[Dataset entries]

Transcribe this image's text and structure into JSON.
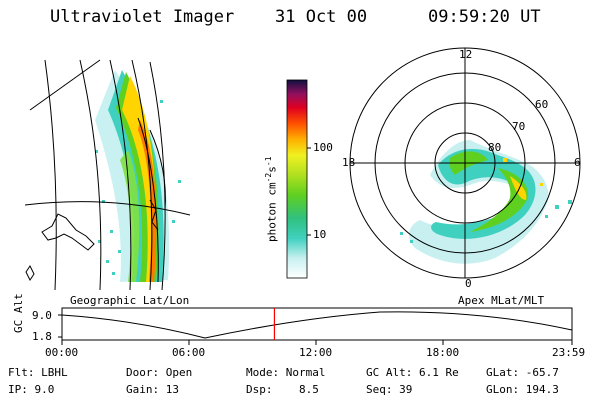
{
  "header": {
    "instrument": "Ultraviolet Imager",
    "date": "31 Oct 00",
    "time": "09:59:20 UT"
  },
  "colorbar": {
    "label": "photon cm",
    "label_sup1": "-2",
    "label_mid": "s",
    "label_sup2": "-1",
    "tick_high": "100",
    "tick_low": "10"
  },
  "left_panel": {
    "caption": "Geographic Lat/Lon"
  },
  "right_panel": {
    "caption": "Apex MLat/MLT",
    "mlt_labels": {
      "top": "12",
      "left": "18",
      "right": "6",
      "bottom": "0"
    },
    "lat_labels": [
      "60",
      "70",
      "80"
    ]
  },
  "timeline": {
    "ylabel": "GC Alt",
    "yticks": [
      "9.0",
      "1.8"
    ],
    "xticks": [
      "00:00",
      "06:00",
      "12:00",
      "18:00",
      "23:59"
    ],
    "current_time_hours": 9.989,
    "marker_color": "#ff0000"
  },
  "status": {
    "flt_label": "Flt:",
    "flt_value": "LBHL",
    "ip_label": "IP:",
    "ip_value": "9.0",
    "door_label": "Door:",
    "door_value": "Open",
    "gain_label": "Gain:",
    "gain_value": "13",
    "mode_label": "Mode:",
    "mode_value": "Normal",
    "dsp_label": "Dsp:",
    "dsp_value": "8.5",
    "gcalt_label": "GC Alt:",
    "gcalt_value": "6.1 Re",
    "seq_label": "Seq:",
    "seq_value": "39",
    "glat_label": "GLat:",
    "glat_value": "-65.7",
    "glon_label": "GLon:",
    "glon_value": "194.3"
  },
  "colors": {
    "accent": "#ff0000",
    "aurora_low": "#4fd6c8",
    "aurora_mid": "#7fe02a",
    "aurora_high": "#ffd400",
    "aurora_peak": "#ff7a00"
  }
}
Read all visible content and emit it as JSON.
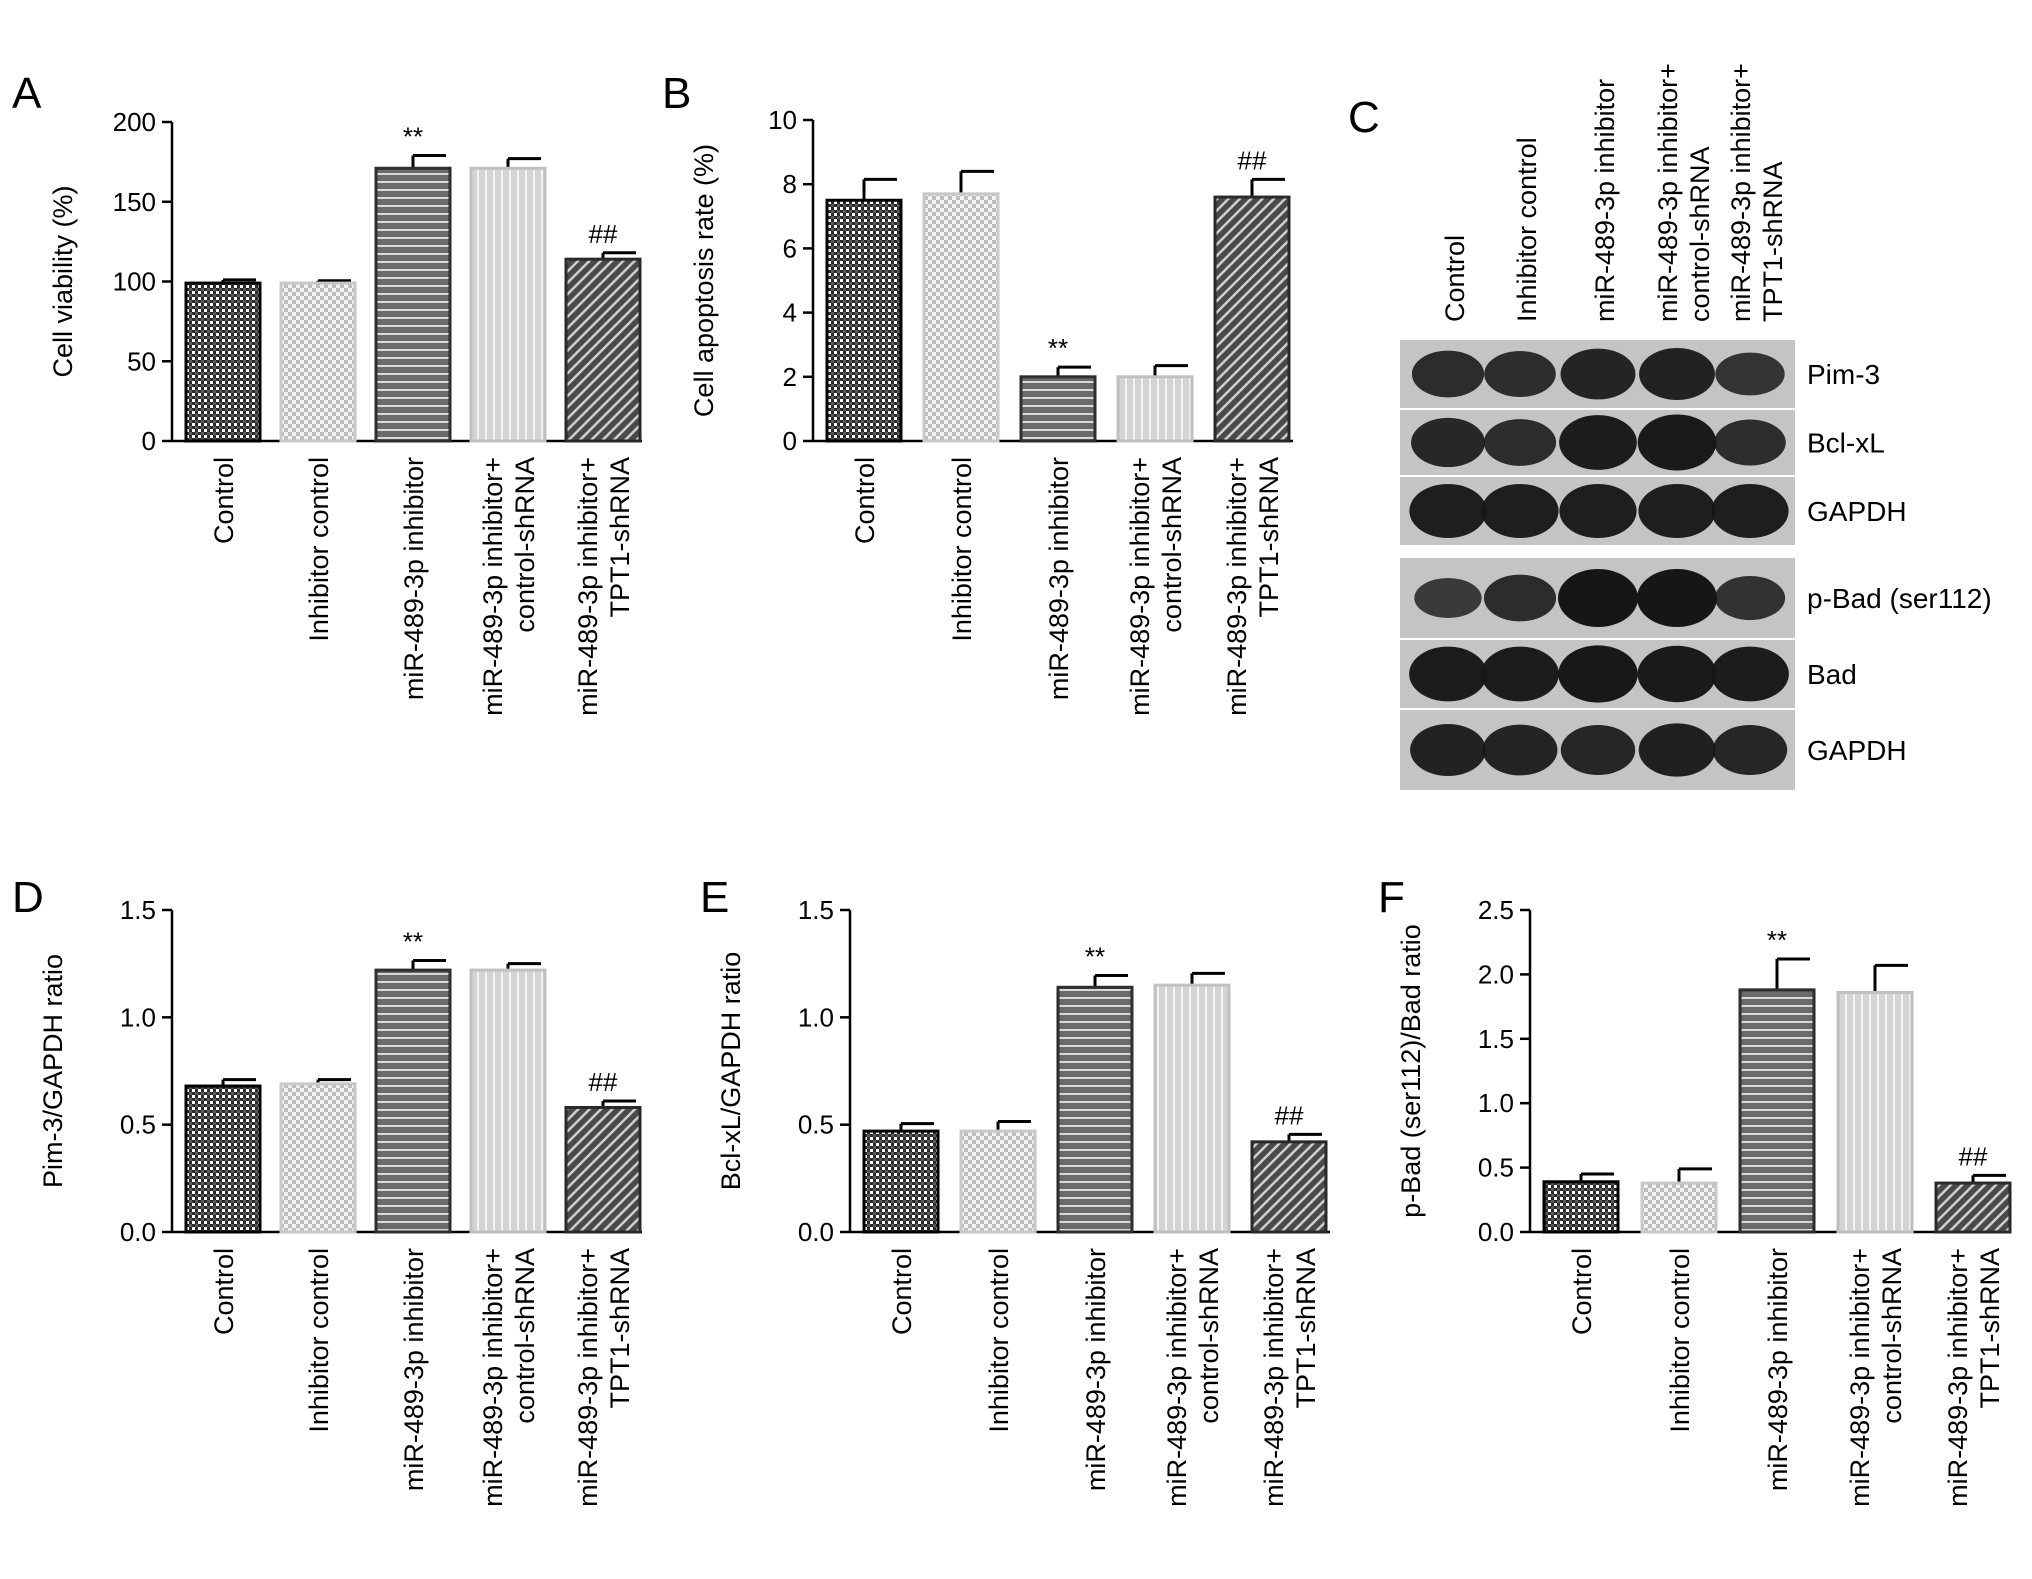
{
  "panels": {
    "A": "A",
    "B": "B",
    "C": "C",
    "D": "D",
    "E": "E",
    "F": "F"
  },
  "colors": {
    "control": "#3a3a3a",
    "inhibitor_control": "#d8d8d8",
    "inhibitor": "#707070",
    "inhibitor_ctrl_shrna": "#d4d4d4",
    "inhibitor_tpt1_shrna": "#5a5a5a",
    "blot_bg": "#c4c4c4",
    "band": "#161616"
  },
  "chart_data": [
    {
      "id": "A",
      "type": "bar",
      "categories": [
        [
          "Control"
        ],
        [
          "Inhibitor control"
        ],
        [
          "miR-489-3p inhibitor"
        ],
        [
          "miR-489-3p inhibitor+",
          "control-shRNA"
        ],
        [
          "miR-489-3p inhibitor+",
          "TPT1-shRNA"
        ]
      ],
      "values": [
        99,
        99,
        171,
        171,
        114
      ],
      "errors": [
        2,
        1.5,
        8,
        6,
        4
      ],
      "annotations": [
        "",
        "",
        "**",
        "",
        "##"
      ],
      "ylabel": "Cell viability (%)",
      "xlabel": "",
      "ylim": [
        0,
        200
      ],
      "yticks": [
        "0",
        "50",
        "100",
        "150",
        "200"
      ]
    },
    {
      "id": "B",
      "type": "bar",
      "categories": [
        [
          "Control"
        ],
        [
          "Inhibitor control"
        ],
        [
          "miR-489-3p inhibitor"
        ],
        [
          "miR-489-3p inhibitor+",
          "control-shRNA"
        ],
        [
          "miR-489-3p inhibitor+",
          "TPT1-shRNA"
        ]
      ],
      "values": [
        7.5,
        7.7,
        2.0,
        2.0,
        7.6
      ],
      "errors": [
        0.65,
        0.7,
        0.3,
        0.35,
        0.55
      ],
      "annotations": [
        "",
        "",
        "**",
        "",
        "##"
      ],
      "ylabel": "Cell apoptosis rate (%)",
      "xlabel": "",
      "ylim": [
        0,
        10
      ],
      "yticks": [
        "0",
        "2",
        "4",
        "6",
        "8",
        "10"
      ]
    },
    {
      "id": "D",
      "type": "bar",
      "categories": [
        [
          "Control"
        ],
        [
          "Inhibitor control"
        ],
        [
          "miR-489-3p inhibitor"
        ],
        [
          "miR-489-3p inhibitor+",
          "control-shRNA"
        ],
        [
          "miR-489-3p inhibitor+",
          "TPT1-shRNA"
        ]
      ],
      "values": [
        0.68,
        0.69,
        1.22,
        1.22,
        0.58
      ],
      "errors": [
        0.03,
        0.02,
        0.045,
        0.03,
        0.03
      ],
      "annotations": [
        "",
        "",
        "**",
        "",
        "##"
      ],
      "ylabel": "Pim-3/GAPDH ratio",
      "xlabel": "",
      "ylim": [
        0,
        1.5
      ],
      "yticks": [
        "0.0",
        "0.5",
        "1.0",
        "1.5"
      ]
    },
    {
      "id": "E",
      "type": "bar",
      "categories": [
        [
          "Control"
        ],
        [
          "Inhibitor control"
        ],
        [
          "miR-489-3p inhibitor"
        ],
        [
          "miR-489-3p inhibitor+",
          "control-shRNA"
        ],
        [
          "miR-489-3p inhibitor+",
          "TPT1-shRNA"
        ]
      ],
      "values": [
        0.47,
        0.47,
        1.14,
        1.15,
        0.42
      ],
      "errors": [
        0.035,
        0.045,
        0.055,
        0.055,
        0.035
      ],
      "annotations": [
        "",
        "",
        "**",
        "",
        "##"
      ],
      "ylabel": "Bcl-xL/GAPDH ratio",
      "xlabel": "",
      "ylim": [
        0,
        1.5
      ],
      "yticks": [
        "0.0",
        "0.5",
        "1.0",
        "1.5"
      ]
    },
    {
      "id": "F",
      "type": "bar",
      "categories": [
        [
          "Control"
        ],
        [
          "Inhibitor control"
        ],
        [
          "miR-489-3p inhibitor"
        ],
        [
          "miR-489-3p inhibitor+",
          "control-shRNA"
        ],
        [
          "miR-489-3p inhibitor+",
          "TPT1-shRNA"
        ]
      ],
      "values": [
        0.39,
        0.38,
        1.88,
        1.86,
        0.38
      ],
      "errors": [
        0.06,
        0.11,
        0.24,
        0.21,
        0.06
      ],
      "annotations": [
        "",
        "",
        "**",
        "",
        "##"
      ],
      "ylabel": "p-Bad (ser112)/Bad ratio",
      "xlabel": "",
      "ylim": [
        0,
        2.5
      ],
      "yticks": [
        "0.0",
        "0.5",
        "1.0",
        "1.5",
        "2.0",
        "2.5"
      ]
    }
  ],
  "western_blot": {
    "lanes": [
      [
        "Control"
      ],
      [
        "Inhibitor control"
      ],
      [
        "miR-489-3p inhibitor"
      ],
      [
        "miR-489-3p inhibitor+",
        "control-shRNA"
      ],
      [
        "miR-489-3p inhibitor+",
        "TPT1-shRNA"
      ]
    ],
    "rows": [
      {
        "label": "Pim-3",
        "intensity": [
          0.72,
          0.7,
          0.82,
          0.85,
          0.62
        ]
      },
      {
        "label": "Bcl-xL",
        "intensity": [
          0.78,
          0.72,
          0.92,
          0.95,
          0.7
        ]
      },
      {
        "label": "GAPDH",
        "intensity": [
          0.9,
          0.9,
          0.9,
          0.9,
          0.9
        ]
      },
      {
        "label": "p-Bad (ser112)",
        "intensity": [
          0.55,
          0.72,
          1.0,
          1.0,
          0.65
        ]
      },
      {
        "label": "Bad",
        "intensity": [
          0.92,
          0.92,
          0.98,
          0.96,
          0.92
        ]
      },
      {
        "label": "GAPDH",
        "intensity": [
          0.85,
          0.82,
          0.8,
          0.88,
          0.8
        ]
      }
    ]
  }
}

**EXERCISE DIRECTIONS**. From the data above, copy each line that holds "ratio".

**RESULT FOR THIS EXERCISE**.
      "ylabel": "Pim-3/GAPDH ratio",
      "ylabel": "Bcl-xL/GAPDH ratio",
      "ylabel": "p-Bad (ser112)/Bad ratio",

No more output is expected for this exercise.